• **TASK TO CARRY OUT**: Gather from the material every line that contains the string "двух".

BEGIN DATA LISTING

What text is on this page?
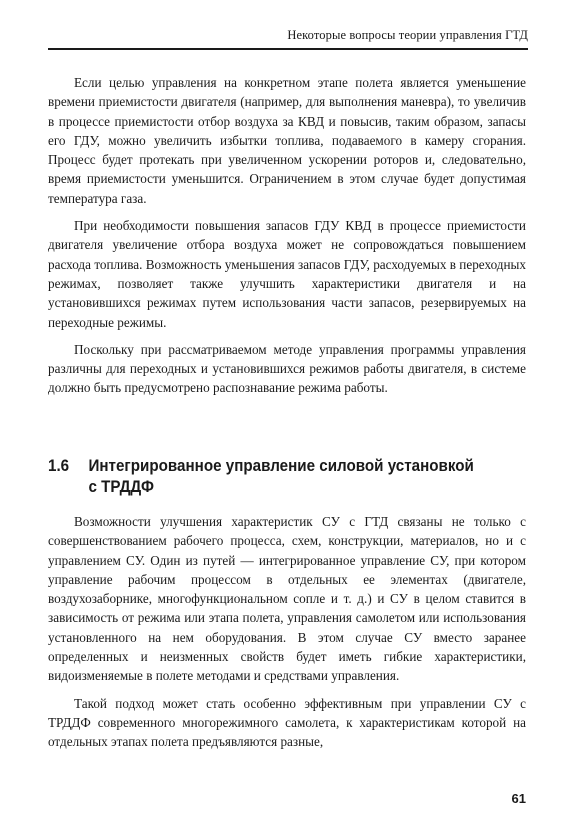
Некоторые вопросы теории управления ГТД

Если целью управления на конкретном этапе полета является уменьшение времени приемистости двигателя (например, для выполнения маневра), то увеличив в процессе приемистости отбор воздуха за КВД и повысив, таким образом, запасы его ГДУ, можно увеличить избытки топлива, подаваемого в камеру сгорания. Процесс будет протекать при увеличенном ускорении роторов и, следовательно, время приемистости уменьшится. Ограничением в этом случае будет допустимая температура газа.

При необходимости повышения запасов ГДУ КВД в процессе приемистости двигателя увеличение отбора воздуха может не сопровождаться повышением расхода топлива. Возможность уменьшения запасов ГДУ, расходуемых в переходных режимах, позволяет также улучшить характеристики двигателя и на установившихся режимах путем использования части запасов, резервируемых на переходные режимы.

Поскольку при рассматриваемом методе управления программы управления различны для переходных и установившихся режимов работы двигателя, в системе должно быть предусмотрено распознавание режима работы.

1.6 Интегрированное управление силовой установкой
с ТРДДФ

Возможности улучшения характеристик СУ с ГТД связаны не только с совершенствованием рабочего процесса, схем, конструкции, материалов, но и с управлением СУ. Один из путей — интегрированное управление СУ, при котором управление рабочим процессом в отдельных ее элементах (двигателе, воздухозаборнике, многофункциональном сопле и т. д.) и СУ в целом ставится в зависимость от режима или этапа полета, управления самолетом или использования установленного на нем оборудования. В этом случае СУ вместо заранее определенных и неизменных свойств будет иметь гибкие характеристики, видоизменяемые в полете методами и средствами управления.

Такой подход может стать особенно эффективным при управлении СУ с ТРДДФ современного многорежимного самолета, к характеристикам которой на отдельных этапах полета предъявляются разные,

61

END DATA LISTING
BEGIN DATA LISTING

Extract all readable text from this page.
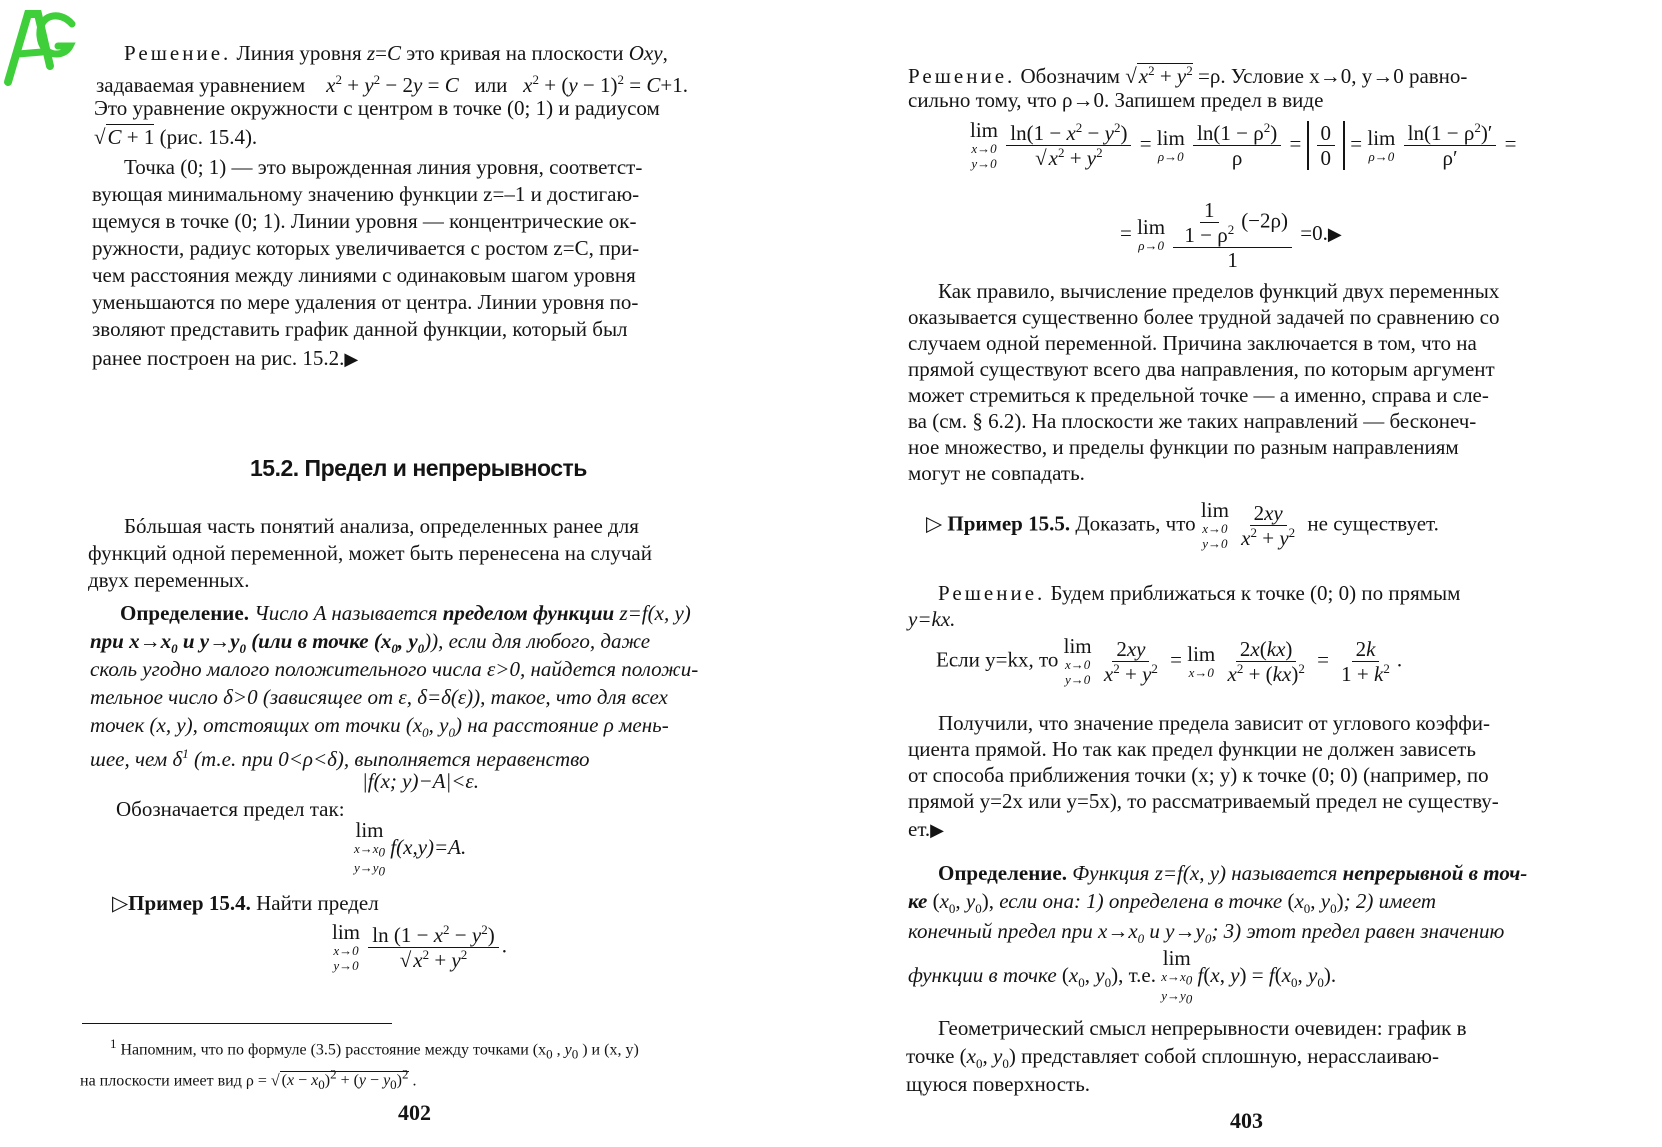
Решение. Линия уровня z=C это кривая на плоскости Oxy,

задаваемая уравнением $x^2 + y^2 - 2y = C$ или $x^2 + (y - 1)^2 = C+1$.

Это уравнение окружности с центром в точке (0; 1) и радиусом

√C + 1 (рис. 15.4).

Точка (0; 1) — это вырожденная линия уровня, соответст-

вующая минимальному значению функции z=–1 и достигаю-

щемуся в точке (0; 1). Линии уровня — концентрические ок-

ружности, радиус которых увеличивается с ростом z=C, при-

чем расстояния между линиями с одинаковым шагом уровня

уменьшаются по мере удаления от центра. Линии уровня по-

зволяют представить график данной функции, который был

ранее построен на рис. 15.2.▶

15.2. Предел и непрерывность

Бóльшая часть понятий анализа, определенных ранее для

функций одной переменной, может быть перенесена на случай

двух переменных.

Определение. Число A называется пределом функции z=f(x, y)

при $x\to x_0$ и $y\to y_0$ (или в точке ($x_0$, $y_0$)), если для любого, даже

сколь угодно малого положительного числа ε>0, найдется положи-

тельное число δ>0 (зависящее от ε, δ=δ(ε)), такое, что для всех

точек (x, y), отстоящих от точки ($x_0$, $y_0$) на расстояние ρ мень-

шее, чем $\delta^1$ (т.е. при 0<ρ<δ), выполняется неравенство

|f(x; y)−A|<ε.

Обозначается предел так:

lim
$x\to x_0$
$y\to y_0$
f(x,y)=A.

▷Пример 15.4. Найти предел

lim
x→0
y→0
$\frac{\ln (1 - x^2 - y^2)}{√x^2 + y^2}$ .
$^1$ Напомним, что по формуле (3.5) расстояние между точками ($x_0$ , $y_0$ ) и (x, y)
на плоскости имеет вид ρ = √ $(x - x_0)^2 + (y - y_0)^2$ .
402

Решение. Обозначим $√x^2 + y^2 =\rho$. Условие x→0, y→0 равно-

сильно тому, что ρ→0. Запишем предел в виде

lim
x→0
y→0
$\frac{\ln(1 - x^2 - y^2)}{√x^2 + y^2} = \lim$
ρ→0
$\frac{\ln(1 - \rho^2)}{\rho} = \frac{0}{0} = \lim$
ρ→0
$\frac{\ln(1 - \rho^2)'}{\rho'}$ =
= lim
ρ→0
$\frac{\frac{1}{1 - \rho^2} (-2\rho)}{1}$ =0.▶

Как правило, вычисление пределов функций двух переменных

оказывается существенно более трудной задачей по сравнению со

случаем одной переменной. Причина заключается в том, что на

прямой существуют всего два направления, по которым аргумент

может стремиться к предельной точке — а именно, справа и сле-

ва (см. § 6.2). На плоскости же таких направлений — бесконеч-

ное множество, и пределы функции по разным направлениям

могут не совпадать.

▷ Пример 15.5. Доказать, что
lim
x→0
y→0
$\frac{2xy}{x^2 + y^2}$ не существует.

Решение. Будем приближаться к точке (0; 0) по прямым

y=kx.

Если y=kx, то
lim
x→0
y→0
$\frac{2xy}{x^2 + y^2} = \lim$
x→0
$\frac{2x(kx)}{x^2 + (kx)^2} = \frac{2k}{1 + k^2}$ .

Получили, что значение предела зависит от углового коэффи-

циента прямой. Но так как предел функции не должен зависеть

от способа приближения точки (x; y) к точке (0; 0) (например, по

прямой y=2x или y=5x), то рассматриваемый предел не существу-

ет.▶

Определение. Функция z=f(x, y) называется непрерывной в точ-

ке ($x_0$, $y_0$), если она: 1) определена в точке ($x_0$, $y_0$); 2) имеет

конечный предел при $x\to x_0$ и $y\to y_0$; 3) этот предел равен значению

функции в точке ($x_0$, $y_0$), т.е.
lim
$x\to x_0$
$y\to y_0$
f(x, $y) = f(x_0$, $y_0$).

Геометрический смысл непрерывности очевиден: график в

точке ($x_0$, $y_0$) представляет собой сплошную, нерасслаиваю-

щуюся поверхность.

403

END DATA LISTING

• **IN RESPONSE**:
двух переменных.
Как правило, вычисление пределов функций двух переменных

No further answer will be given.